▶ [Do this]:
Make an exact copy of the records, with the pictures left out.

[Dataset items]
[Start]
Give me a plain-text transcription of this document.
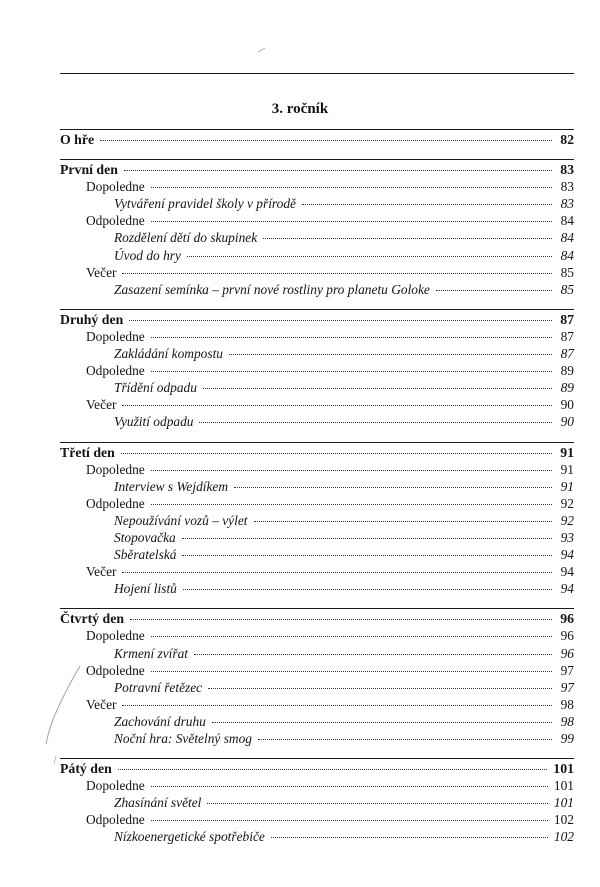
3. ročník
O hře	82
První den	83
Dopoledne	83
Vytváření pravidel školy v přírodě	83
Odpoledne	84
Rozdělení dětí do skupinek	84
Úvod do hry	84
Večer	85
Zasazení semínka – první nové rostliny pro planetu Goloke	85
Druhý den	87
Dopoledne	87
Zakládání kompostu	87
Odpoledne	89
Třídění odpadu	89
Večer	90
Využití odpadu	90
Třetí den	91
Dopoledne	91
Interview s Wejdíkem	91
Odpoledne	92
Nepoužívání vozů – výlet	92
Stopovačka	93
Sběratelská	94
Večer	94
Hojení listů	94
Čtvrtý den	96
Dopoledne	96
Krmení zvířat	96
Odpoledne	97
Potravní řetězec	97
Večer	98
Zachování druhu	98
Noční hra: Světelný smog	99
Pátý den	101
Dopoledne	101
Zhasínání světel	101
Odpoledne	102
Nízkoenergetické spotřebiče	102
[End]
▶ [Correct response]:
Give me a plain-text transcription of this document.
3. ročník
O hře	82
První den	83
Dopoledne	83
Vytváření pravidel školy v přírodě	83
Odpoledne	84
Rozdělení dětí do skupinek	84
Úvod do hry	84
Večer	85
Zasazení semínka – první nové rostliny pro planetu Goloke	85
Druhý den	87
Dopoledne	87
Zakládání kompostu	87
Odpoledne	89
Třídění odpadu	89
Večer	90
Využití odpadu	90
Třetí den	91
Dopoledne	91
Interview s Wejdíkem	91
Odpoledne	92
Nepoužívání vozů – výlet	92
Stopovačka	93
Sběratelská	94
Večer	94
Hojení listů	94
Čtvrtý den	96
Dopoledne	96
Krmení zvířat	96
Odpoledne	97
Potravní řetězec	97
Večer	98
Zachování druhu	98
Noční hra: Světelný smog	99
Pátý den	101
Dopoledne	101
Zhasínání světel	101
Odpoledne	102
Nízkoenergetické spotřebiče	102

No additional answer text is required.